LISTING:

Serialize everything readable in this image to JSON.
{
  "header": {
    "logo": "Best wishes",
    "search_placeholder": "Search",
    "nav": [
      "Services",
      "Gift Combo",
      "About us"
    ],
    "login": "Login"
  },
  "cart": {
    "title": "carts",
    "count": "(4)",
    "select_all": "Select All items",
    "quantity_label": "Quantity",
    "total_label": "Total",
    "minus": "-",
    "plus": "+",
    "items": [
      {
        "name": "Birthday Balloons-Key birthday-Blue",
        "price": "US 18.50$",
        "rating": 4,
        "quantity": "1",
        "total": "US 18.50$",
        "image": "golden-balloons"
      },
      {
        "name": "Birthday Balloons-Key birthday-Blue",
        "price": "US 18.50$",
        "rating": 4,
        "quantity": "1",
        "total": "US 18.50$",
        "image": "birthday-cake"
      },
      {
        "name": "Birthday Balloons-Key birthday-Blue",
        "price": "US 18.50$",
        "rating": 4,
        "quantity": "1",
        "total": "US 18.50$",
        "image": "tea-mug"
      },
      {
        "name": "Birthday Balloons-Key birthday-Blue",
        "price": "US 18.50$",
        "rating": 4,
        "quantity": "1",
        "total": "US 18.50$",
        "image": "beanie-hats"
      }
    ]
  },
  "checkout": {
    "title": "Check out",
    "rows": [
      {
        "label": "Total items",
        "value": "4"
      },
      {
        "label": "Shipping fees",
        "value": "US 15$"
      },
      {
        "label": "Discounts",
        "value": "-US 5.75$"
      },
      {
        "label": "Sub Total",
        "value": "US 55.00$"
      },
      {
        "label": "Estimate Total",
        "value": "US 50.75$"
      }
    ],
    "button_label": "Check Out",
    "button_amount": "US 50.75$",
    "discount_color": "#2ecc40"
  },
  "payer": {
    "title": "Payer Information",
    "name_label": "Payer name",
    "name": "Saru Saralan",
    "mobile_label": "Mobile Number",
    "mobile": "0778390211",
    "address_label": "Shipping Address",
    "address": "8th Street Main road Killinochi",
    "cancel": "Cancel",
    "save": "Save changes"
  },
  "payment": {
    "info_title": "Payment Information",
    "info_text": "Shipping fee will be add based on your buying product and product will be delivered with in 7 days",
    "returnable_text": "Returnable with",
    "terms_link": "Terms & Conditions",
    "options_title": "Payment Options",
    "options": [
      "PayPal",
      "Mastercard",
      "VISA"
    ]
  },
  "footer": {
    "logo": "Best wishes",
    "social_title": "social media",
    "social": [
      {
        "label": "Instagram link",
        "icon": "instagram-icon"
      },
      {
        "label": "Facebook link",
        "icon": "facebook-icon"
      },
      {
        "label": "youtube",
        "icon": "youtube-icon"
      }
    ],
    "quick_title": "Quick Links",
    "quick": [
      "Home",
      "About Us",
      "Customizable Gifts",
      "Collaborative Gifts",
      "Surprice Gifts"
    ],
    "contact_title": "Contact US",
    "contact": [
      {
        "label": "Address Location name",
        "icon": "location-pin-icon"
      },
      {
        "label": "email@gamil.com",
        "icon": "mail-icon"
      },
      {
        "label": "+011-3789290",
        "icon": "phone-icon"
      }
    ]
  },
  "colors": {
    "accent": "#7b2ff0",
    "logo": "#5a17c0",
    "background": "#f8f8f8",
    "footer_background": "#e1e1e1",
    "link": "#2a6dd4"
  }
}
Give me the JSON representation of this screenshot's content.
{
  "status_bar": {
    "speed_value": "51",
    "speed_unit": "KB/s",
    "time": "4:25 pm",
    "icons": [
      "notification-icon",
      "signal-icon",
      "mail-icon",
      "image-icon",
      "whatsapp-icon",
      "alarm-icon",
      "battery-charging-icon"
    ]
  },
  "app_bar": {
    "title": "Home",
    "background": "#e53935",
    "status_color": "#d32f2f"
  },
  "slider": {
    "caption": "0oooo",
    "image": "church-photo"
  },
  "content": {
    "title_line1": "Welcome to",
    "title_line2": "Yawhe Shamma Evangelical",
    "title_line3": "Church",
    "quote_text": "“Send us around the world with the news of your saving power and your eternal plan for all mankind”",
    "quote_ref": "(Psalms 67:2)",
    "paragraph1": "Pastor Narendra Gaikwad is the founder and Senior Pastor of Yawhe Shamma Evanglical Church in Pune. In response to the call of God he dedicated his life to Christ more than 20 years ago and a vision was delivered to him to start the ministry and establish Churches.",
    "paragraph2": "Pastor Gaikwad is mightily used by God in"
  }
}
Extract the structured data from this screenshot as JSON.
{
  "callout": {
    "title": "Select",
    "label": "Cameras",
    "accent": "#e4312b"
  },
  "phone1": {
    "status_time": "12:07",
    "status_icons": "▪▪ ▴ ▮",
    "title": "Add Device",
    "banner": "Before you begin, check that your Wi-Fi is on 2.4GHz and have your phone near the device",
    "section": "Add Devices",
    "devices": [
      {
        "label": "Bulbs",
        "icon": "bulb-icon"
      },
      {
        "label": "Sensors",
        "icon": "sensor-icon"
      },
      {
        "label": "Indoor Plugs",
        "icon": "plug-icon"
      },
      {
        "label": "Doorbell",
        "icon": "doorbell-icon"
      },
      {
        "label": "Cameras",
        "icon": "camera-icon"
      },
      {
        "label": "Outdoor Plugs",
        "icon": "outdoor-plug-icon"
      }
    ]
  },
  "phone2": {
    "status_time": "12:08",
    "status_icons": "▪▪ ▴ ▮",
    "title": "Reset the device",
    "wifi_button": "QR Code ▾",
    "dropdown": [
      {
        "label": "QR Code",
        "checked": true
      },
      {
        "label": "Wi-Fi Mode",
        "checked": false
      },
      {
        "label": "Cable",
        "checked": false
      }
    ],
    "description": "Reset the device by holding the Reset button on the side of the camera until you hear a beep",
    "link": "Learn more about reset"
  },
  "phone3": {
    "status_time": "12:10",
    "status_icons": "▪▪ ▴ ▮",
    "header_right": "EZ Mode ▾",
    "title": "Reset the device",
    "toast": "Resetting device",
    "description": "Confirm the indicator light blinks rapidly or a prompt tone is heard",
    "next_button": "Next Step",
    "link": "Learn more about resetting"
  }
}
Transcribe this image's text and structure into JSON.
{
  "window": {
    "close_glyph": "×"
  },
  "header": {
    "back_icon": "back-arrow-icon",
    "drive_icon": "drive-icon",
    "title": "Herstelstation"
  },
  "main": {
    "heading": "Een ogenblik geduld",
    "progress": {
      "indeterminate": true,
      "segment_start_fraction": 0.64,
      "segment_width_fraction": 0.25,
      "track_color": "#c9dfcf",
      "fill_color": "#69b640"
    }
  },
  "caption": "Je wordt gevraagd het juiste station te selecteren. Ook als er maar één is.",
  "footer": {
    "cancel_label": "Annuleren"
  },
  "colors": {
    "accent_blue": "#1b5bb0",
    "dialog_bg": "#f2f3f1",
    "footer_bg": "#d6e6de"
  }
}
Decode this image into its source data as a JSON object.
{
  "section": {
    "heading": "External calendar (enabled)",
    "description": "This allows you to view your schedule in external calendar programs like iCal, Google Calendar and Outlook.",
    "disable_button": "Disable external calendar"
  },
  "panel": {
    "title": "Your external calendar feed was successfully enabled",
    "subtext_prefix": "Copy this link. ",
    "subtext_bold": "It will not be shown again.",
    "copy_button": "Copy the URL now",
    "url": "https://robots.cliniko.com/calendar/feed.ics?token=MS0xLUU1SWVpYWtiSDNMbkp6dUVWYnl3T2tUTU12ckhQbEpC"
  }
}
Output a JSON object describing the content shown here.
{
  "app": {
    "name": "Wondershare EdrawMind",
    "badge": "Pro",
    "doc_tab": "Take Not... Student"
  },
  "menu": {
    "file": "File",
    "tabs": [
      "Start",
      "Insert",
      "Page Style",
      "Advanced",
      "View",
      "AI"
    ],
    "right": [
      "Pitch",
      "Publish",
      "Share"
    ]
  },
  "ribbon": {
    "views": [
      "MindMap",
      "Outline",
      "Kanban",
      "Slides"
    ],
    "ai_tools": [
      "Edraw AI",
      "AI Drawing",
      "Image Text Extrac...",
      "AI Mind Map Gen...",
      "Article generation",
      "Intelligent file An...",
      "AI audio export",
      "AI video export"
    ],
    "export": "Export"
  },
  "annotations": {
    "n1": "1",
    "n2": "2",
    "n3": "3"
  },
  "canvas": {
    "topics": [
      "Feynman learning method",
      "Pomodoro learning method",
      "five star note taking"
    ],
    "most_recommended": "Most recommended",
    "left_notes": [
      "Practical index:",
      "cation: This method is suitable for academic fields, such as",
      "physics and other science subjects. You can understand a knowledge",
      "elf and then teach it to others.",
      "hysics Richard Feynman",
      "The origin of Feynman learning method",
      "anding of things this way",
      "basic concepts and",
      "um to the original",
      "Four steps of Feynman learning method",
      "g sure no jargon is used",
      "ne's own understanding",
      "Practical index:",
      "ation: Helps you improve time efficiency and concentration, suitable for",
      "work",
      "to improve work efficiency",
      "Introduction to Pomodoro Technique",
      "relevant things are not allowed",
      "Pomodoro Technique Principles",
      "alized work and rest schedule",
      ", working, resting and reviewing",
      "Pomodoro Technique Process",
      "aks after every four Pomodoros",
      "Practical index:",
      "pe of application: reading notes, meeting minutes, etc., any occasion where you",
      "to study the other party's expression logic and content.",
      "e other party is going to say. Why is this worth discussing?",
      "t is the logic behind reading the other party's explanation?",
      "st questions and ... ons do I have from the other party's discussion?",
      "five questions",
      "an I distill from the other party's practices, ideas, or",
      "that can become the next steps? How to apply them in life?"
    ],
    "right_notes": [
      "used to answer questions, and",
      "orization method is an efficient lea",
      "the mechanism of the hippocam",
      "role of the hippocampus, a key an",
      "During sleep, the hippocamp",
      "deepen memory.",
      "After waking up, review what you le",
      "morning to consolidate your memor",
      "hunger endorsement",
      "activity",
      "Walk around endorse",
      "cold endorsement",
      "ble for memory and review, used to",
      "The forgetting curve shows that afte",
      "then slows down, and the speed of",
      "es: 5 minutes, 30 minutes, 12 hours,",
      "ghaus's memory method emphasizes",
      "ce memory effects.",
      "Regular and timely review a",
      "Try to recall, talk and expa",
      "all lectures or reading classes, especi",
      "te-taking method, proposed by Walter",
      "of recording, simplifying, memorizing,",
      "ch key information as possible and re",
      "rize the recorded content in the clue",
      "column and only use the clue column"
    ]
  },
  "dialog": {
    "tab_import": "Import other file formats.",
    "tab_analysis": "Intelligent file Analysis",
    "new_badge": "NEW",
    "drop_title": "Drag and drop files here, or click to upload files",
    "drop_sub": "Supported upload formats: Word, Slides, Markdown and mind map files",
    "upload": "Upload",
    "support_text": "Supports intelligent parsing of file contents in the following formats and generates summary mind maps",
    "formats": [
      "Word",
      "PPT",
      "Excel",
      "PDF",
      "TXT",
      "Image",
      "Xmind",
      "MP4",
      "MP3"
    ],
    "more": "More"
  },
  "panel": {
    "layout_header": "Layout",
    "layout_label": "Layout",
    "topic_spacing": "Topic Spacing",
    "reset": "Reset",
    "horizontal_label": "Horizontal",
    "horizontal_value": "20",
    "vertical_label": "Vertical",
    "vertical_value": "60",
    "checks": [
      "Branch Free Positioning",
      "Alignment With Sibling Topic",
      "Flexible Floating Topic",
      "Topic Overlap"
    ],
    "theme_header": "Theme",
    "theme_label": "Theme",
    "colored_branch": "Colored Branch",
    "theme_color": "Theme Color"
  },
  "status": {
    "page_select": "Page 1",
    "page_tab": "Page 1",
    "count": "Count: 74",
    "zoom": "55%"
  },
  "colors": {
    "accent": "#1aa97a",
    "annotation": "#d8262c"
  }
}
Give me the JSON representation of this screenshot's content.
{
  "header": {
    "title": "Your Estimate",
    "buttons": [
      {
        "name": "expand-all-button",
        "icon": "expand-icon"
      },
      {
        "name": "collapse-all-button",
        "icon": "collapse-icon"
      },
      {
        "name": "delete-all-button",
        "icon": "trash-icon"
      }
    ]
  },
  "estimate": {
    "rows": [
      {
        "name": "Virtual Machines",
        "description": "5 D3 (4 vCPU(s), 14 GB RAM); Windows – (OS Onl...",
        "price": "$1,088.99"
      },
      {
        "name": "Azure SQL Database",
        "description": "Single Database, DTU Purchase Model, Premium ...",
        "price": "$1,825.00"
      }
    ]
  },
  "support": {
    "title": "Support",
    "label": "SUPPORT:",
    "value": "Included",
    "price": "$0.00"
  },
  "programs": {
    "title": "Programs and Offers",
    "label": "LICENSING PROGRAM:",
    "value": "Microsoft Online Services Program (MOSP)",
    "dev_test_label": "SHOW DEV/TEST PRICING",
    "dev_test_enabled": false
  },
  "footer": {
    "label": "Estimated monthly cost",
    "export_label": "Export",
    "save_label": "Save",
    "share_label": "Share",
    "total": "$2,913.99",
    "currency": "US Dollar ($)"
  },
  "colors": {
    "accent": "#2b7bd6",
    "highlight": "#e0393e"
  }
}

WHAT YOU SHOULD DO: Tally the lines of the data that hold the string "then". Answer with the number and nothing more.

RESPONSE BELOW: 2